• Rows
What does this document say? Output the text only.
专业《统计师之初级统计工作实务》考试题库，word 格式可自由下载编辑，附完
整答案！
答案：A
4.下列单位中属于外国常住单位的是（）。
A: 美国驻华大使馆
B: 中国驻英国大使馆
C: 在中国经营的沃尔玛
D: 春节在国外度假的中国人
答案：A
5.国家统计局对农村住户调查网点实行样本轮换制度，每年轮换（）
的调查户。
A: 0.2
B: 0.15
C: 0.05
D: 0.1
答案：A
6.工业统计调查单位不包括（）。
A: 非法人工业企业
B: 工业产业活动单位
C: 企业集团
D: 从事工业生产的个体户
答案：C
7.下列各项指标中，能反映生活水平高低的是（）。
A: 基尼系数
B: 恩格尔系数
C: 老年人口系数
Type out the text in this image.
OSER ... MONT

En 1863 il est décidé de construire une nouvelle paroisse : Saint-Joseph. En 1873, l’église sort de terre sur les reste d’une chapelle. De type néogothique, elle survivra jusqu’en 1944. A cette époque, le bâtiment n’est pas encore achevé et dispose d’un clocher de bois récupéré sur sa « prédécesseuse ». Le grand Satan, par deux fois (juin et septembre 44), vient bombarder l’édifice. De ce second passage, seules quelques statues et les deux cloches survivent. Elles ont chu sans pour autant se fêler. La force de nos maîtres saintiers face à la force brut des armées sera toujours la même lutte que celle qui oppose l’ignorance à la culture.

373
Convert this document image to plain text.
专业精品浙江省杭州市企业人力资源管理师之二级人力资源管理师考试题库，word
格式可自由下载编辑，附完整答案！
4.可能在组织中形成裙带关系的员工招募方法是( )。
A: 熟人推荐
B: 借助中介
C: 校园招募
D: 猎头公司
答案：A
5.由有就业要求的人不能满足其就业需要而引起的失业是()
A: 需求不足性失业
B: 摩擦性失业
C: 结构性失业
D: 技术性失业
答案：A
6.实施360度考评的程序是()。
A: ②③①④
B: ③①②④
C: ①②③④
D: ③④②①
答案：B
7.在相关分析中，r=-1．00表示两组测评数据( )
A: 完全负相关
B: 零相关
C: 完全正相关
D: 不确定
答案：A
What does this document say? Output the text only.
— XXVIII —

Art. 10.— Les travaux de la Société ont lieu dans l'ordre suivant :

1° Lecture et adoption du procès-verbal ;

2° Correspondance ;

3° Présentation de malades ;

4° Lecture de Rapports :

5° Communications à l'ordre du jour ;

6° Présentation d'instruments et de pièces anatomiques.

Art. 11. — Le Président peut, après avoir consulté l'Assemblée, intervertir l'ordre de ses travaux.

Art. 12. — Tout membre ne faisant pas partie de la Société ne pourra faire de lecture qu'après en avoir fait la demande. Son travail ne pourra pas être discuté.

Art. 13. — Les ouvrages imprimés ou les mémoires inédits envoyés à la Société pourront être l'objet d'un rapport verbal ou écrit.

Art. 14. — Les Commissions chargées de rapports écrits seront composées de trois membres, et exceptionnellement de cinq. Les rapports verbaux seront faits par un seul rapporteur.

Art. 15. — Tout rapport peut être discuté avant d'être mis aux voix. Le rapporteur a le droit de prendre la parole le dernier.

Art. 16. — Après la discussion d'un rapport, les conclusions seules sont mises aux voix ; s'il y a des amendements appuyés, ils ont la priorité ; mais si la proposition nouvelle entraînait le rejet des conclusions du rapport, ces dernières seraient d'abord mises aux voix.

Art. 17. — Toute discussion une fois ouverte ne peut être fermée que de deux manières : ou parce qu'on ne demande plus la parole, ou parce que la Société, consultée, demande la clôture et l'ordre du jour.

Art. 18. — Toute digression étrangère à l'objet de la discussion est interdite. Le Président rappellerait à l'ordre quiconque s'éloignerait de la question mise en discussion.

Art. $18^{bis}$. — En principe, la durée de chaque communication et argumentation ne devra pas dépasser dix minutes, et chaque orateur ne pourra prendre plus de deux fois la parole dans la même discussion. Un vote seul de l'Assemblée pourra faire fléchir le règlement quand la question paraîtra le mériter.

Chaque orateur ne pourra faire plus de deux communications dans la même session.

• Task instructions
State only the number of lines in these entries that contain "this".

• Task result
4